### What you will do
Determine how many lines contain the string "oszalowana" and reply with that number alone.

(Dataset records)
..........

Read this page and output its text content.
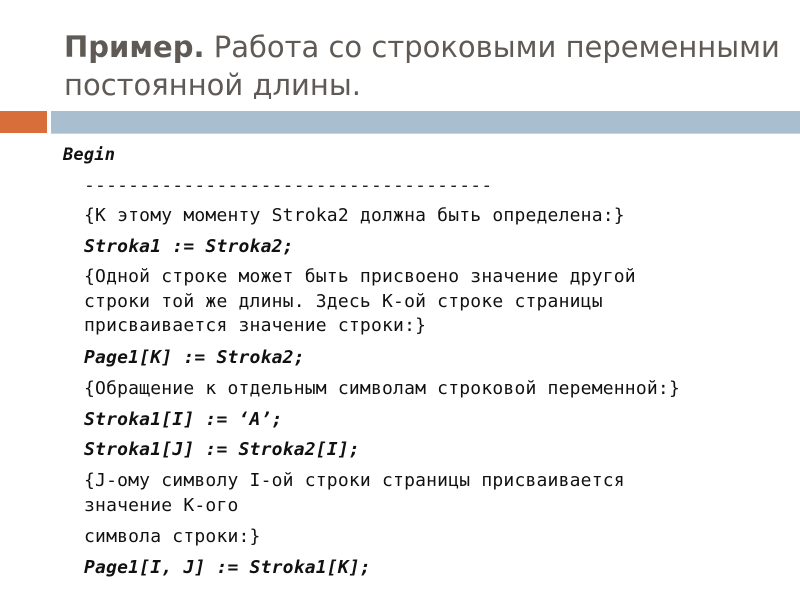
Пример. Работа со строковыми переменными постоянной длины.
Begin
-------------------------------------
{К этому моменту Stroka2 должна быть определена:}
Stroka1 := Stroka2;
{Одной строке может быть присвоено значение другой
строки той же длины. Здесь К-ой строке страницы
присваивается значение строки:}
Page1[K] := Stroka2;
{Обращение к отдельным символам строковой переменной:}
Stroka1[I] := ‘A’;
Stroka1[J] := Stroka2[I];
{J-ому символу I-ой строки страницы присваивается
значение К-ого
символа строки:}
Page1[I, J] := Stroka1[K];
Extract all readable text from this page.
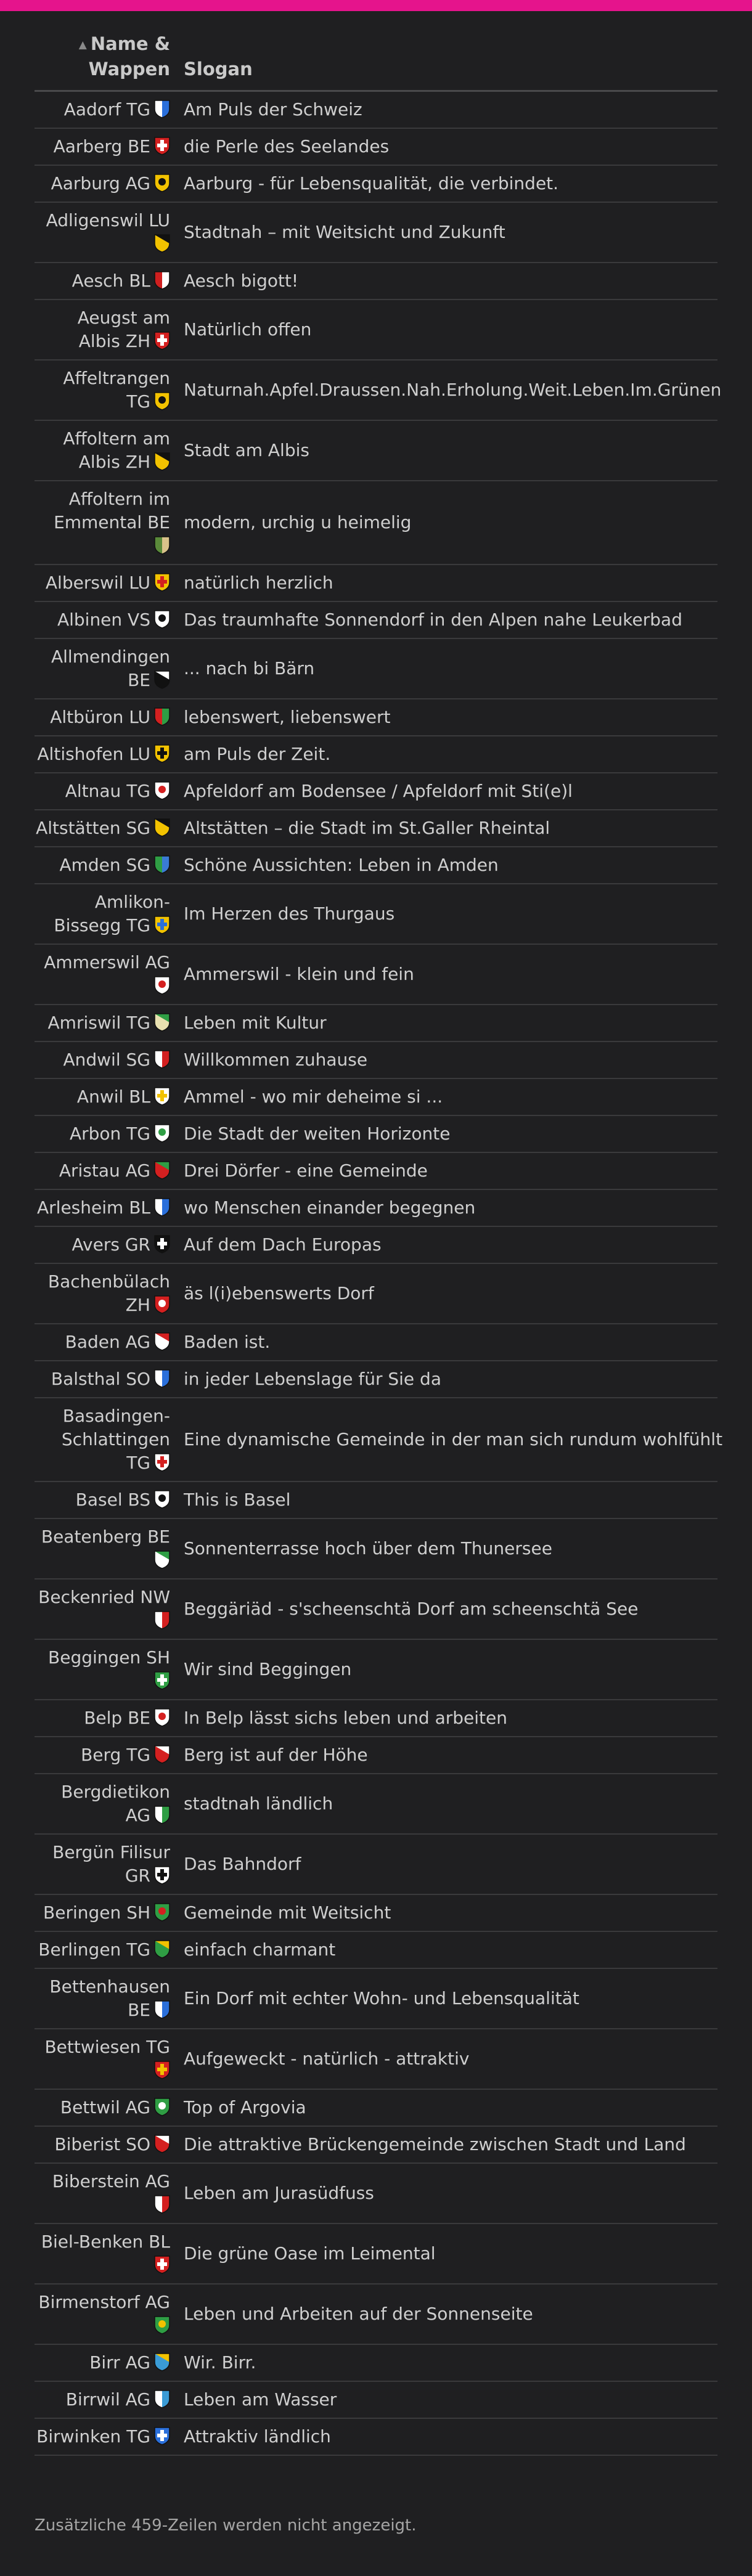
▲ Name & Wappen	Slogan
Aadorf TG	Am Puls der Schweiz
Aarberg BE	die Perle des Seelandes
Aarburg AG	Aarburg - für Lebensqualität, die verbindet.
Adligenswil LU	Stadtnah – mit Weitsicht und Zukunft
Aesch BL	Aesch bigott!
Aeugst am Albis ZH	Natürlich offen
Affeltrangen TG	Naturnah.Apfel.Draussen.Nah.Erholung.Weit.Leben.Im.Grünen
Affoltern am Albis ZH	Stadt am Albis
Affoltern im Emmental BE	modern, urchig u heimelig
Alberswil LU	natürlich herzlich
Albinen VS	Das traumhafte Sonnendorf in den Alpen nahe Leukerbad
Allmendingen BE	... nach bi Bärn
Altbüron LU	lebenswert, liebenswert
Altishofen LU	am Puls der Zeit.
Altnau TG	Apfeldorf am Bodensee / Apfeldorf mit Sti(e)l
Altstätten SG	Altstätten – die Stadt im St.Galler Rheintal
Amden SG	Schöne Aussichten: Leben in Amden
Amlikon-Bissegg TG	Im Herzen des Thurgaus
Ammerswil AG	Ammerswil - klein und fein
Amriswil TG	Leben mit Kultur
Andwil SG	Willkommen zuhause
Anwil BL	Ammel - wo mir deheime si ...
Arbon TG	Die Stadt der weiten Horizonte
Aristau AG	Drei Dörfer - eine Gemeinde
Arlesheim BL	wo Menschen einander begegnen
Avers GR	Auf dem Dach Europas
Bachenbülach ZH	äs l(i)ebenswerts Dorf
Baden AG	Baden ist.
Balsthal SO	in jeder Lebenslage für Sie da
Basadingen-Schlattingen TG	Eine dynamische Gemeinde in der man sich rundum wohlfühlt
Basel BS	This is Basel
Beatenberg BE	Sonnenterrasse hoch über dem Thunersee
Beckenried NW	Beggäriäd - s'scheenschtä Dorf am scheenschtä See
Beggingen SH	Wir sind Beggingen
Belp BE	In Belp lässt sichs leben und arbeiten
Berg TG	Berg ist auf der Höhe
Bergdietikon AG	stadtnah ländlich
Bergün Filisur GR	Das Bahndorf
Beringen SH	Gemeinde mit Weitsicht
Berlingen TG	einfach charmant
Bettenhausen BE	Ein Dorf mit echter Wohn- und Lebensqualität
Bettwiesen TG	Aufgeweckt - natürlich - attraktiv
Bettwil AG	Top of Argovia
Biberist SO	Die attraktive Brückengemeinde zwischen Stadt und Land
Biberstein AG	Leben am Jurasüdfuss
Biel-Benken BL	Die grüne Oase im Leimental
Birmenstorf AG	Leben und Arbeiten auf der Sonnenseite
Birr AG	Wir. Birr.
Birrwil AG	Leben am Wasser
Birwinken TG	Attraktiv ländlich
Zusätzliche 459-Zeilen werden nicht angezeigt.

..........

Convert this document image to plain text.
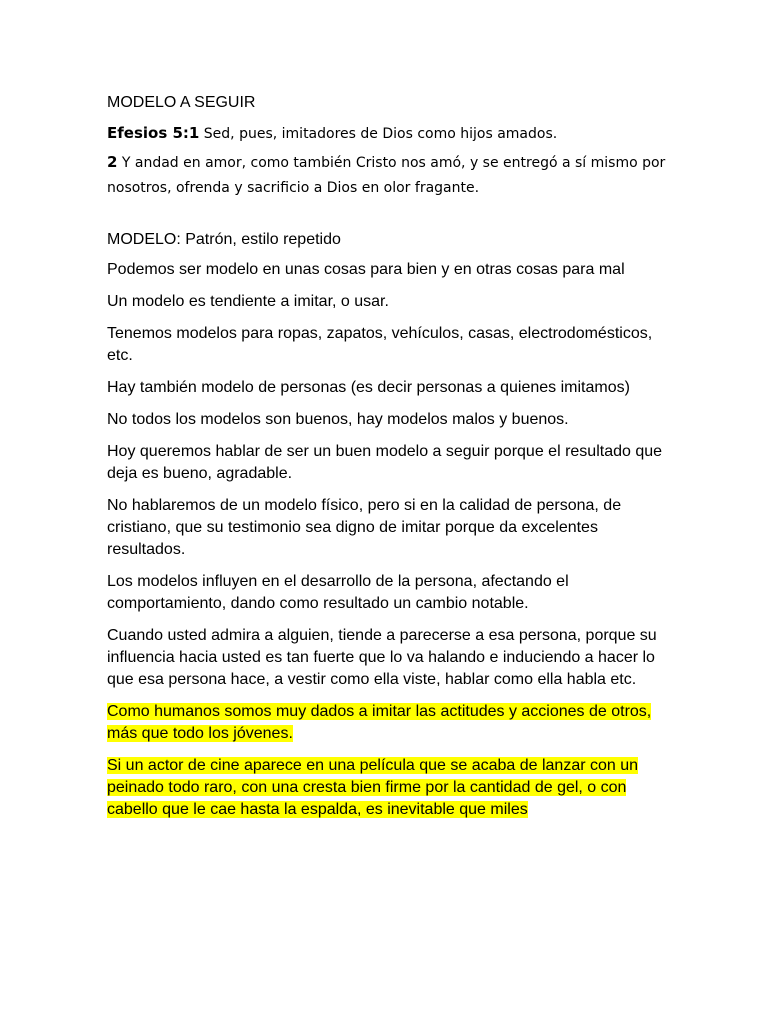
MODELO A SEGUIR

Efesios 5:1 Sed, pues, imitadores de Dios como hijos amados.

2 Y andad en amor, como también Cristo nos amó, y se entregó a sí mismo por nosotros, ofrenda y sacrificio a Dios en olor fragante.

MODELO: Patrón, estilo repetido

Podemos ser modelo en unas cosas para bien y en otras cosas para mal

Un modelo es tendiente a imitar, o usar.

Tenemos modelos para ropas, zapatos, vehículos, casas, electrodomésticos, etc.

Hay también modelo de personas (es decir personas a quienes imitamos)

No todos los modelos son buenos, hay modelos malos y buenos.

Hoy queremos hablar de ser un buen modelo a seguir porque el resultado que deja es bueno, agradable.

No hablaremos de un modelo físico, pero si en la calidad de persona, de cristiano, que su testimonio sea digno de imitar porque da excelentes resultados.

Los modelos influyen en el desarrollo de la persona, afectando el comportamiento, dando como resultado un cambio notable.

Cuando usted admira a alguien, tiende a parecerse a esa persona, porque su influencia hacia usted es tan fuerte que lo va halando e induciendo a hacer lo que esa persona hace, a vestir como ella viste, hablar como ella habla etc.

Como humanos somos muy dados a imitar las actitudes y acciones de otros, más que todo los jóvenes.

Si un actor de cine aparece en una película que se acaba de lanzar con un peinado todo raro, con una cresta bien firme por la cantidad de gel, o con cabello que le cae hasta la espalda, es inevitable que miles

..........

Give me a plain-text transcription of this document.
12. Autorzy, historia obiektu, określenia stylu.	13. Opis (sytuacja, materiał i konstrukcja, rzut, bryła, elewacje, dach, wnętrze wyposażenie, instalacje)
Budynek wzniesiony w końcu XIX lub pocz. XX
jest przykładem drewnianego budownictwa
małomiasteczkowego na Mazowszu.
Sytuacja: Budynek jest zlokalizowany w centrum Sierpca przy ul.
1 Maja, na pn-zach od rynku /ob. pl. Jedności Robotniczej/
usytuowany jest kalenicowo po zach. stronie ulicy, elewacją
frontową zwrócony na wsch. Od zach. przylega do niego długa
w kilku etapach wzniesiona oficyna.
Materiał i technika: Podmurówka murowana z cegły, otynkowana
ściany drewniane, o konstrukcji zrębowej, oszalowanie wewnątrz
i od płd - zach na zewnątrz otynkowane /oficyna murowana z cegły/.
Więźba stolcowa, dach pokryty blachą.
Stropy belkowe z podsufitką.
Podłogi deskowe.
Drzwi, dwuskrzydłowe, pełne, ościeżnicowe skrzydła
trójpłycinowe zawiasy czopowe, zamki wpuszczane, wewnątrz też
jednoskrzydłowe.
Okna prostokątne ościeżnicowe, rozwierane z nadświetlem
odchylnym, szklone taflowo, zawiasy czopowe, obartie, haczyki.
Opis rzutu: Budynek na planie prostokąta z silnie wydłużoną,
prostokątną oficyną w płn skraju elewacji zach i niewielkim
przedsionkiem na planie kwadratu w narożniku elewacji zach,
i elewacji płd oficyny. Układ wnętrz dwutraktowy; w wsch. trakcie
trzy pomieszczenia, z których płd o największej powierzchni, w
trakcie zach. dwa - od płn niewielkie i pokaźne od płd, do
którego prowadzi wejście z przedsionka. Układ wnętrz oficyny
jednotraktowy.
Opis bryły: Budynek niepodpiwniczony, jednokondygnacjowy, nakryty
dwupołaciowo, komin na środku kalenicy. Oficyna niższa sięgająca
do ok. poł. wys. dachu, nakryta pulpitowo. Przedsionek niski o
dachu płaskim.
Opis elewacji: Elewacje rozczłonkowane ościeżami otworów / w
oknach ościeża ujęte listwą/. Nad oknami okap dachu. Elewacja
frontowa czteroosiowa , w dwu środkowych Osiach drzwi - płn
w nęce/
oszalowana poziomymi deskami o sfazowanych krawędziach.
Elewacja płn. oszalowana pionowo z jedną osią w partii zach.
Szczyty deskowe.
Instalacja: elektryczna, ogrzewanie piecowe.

..........

### Reply
2